____ Text extract

In a traditional layered architecture, service is literally synonymous with business logic layer. It's the layer between UI and Data. Therefore, all business rules go into services. The data layer should only understand basic CRUD operations, and the UI layer should deal only with the mapping of presentation DTOs to and from the business objects.
In an RPC-style distributed architecture (SOAP, UDDI, BPEL, etc.), the service is the logical version of a physical endpoint. It is essentially a collection of operations that the maintainer wishes to provide as a public API. Various best practices guides explain that a service operation should in fact be a business-level operation and not CRUD, and I tend to agree.
However, because routing everything through an actual remote service can seriously hurt performance, it's normally best not to have these services actually implement the business logic themselves; instead, they should wrap an "internal" set of business objects. A single service might involve one or several business objects.
In an MVP/MVC/MVVM/MV* architecture, services don't exist at all. Or if they do, the term is used to refer to any generic object that can be injected into a controller or view model. The business logic is in your model. If you want to create "service objects" to orchestrate complicated operations, that's seen as an implementation detail. A lot of people, sadly, implement MVC like this, but it's considered an anti-pattern (Anemic Domain Model) because the model itself does nothing, it's just a bunch of properties for the UI.
Some people mistakenly think that taking a 100-line controller method and shoving it all into a service somehow makes for a better architecture. It really doesn't; all it does is add another, probably unnecessary layer of indirection. Practically speaking, the controller is still doing the work, it's just doing so through a poorly named "helper" object. I highly recommend Jimmy Bogard's Wicked Domain Models presentation for a clear example of how to turn an anemic domain model into a useful one. It involves careful examination of the models you're exposing and which operations are actually valid in a business context.

________

According to the passage on service layers, what should the data layer in a traditional layered architecture understand?

____ Given data

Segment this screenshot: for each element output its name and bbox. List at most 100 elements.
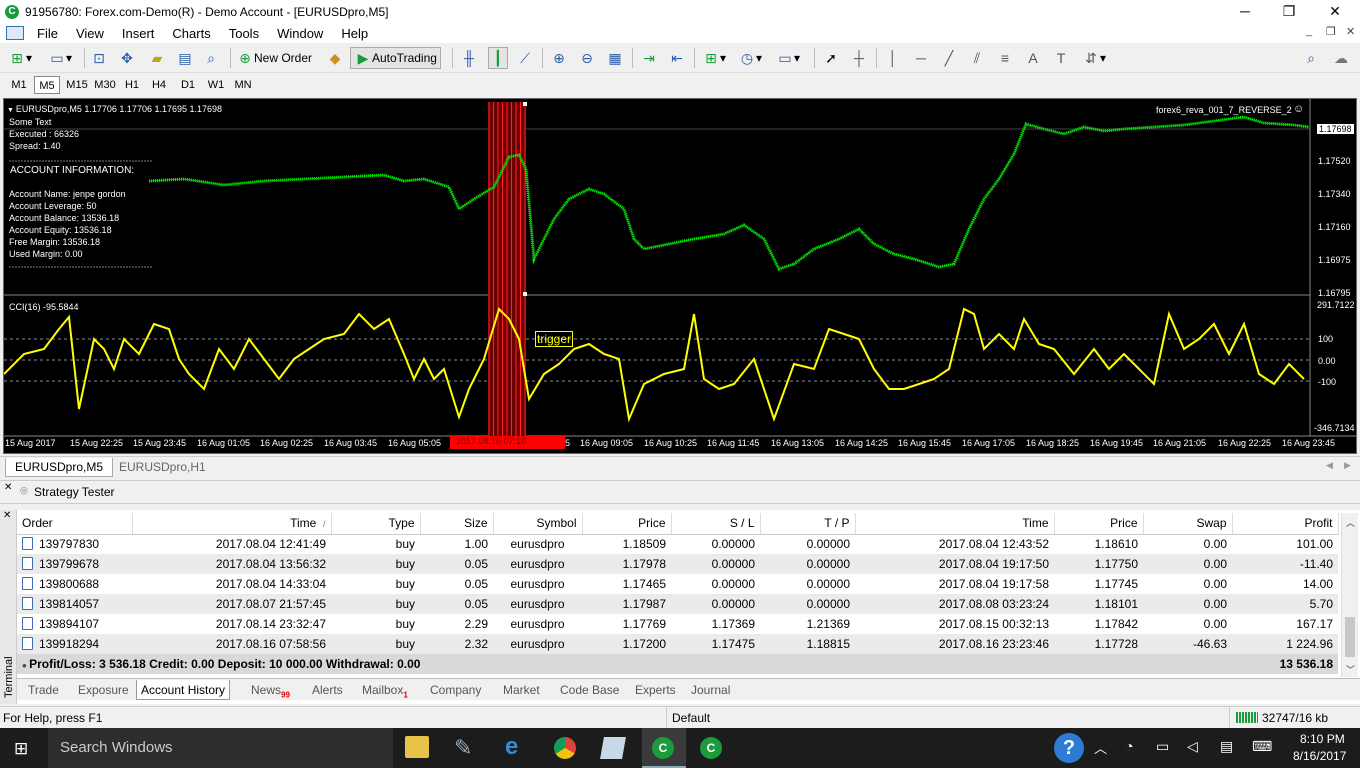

________

In response:
Only basic CRUD operations.